# FRAGMENTO
==*==
Era un niño con una sensibilidad impropia para esos dolores del mundo. Advertía, igual que los poetas, los místicos o los campesinos, que la noche es un «espacio sonoro», poblado de múltiples voces, murmullos, tintineos, con un cielo de luz en movimiento, donde las estrellas radiantes o agónicas se funden con el cielo oscuro. La abuela conocía la posición de las estrellas y daba los nombre que ella había aprendido: la Cruz de Mayo, el Arado, las Siete Cabrillas… A través de las estrellas la abuela podía predecir  los veranos, las tormentas, las sequías.

Además de estrellas, la abuela conocía de hierbas y brebajes; el campo era un lugar sagrado; conocía y trataba con familiaridad a plantas, animales y árboles. A veces interrumpía el paseo por el campo, miraba a un árbol y le preguntaba algo en secreto. Durante una tormenta la abuela abofeteó una palmera, tal vez por «alguna traición, algún olvido».

La abuela reinaba en la noche; congregaba a todos con el pretexto de un dulce, un café, una oración. La cocina y el fogón era el centro de este mundo campesino. Sus historias incluían un hombre que caminaba con la cabeza bajo el brazo, tesoros custodiados por centinelas fantasmas, brujas que lloraban, maldecían, rasguñaban y volaban por entre los tejados.

El momento más literario de toda su vida, escribe Arenas, lo dio su abuela; un  personaje mítico, quien interrumpía sus faenas para conversar con Dios y que hacía cruces de cenizas para conjurar ciclones y granizadas.
==*==
Datos de segmentación de la página
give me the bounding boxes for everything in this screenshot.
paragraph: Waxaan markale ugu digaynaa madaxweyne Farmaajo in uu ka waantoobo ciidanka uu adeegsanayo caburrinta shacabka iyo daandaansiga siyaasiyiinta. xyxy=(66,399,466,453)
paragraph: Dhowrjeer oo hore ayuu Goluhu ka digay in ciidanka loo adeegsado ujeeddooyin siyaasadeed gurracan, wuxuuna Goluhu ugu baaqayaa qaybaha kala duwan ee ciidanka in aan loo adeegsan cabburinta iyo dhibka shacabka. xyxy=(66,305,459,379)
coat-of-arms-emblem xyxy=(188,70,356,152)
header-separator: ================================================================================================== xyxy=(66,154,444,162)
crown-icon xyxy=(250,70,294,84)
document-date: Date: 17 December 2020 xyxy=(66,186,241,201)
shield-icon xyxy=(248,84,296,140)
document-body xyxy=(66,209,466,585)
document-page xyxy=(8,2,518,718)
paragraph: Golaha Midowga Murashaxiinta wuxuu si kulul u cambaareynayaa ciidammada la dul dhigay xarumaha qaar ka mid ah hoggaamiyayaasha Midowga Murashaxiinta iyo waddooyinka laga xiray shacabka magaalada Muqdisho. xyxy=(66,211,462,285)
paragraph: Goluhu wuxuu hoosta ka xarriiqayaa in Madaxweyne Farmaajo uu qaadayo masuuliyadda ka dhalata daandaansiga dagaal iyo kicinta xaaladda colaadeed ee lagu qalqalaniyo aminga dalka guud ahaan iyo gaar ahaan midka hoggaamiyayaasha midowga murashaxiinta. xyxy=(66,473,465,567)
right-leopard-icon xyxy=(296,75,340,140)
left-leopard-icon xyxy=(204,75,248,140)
==*==
# CONSIGNA 1
Enumera los nombres de estrellas que, según el fragmento sobre la abuela, ella daba.
# CONSIGNA 2
Prolonga el fragmento sobre la abuela a partir de su última oración.
Estas líneas no intervienen para nada en el ejercicio.

# RESULTADO 1
la Cruz de Mayo, el Arado, las Siete Cabrillas

# RESULTADO 2
Esa vieja tenía para Arenas la «sabiduría de una campesina que había parido catorce hijos». Una mujer analfabeta, que durante más de cincuenta años hizo de comer, cargó leña, cuidó los animales, ayudó a su esposo campesino con la labranza y la cosecha, y soportó golpes e infidelidades.

Reinaldo conoció el mar con la abuela. Reinaldo Arenas escribe que es imposible describir ese nuevo milagro, de ver por primera vez el mar; sólo hay una palabra, el mar. (p. 50). El mar estará presente en la obra de Reinaldo Arenas no solo por su poesía y vitalidad, sino, como él mismo lo confiesa, por sus «resonancias eróticas».

Una pasión, tan inspiradora como el mar, fue la política. Esa pasión la tomó del abuelo. El viejo era ateo, antirreligioso, un don Juan retirado, iracundo,  liberal y anticomunista. Afirmaba que el «comunismo era el fin de la civilización, que era algo monstruoso». Su día más feliz fue cuando murió Stalin: «Al fin se murió ese cabrón», exclamó.

El prestigio del abuelo, entre vecinos y parientes, lo daba su habilidad para leer de corrido. Nadie podía interrumpir su lectura en voz alta de la revista ‘Bohemia’, ocupada en difundir múltiples intereses para la sociedad cubana (literatura, política, deportes, noticias) y luchar contra cualquier tiranía, sin excluir el comunismo.

Para la desgracia de los intereses del abuelo, los políticos poco lo tomaban en serio. Reinaldo, sin embargo, tomaría muy en serio la intuición del abuelo; el comunismo no resolvería los problemas de Cuba.

En 1952, Fulgencio Batista, en 1952, da un golpe militar para imponer una represión política y moral. Reinaldo conoce lo que es una dictadura de derecha.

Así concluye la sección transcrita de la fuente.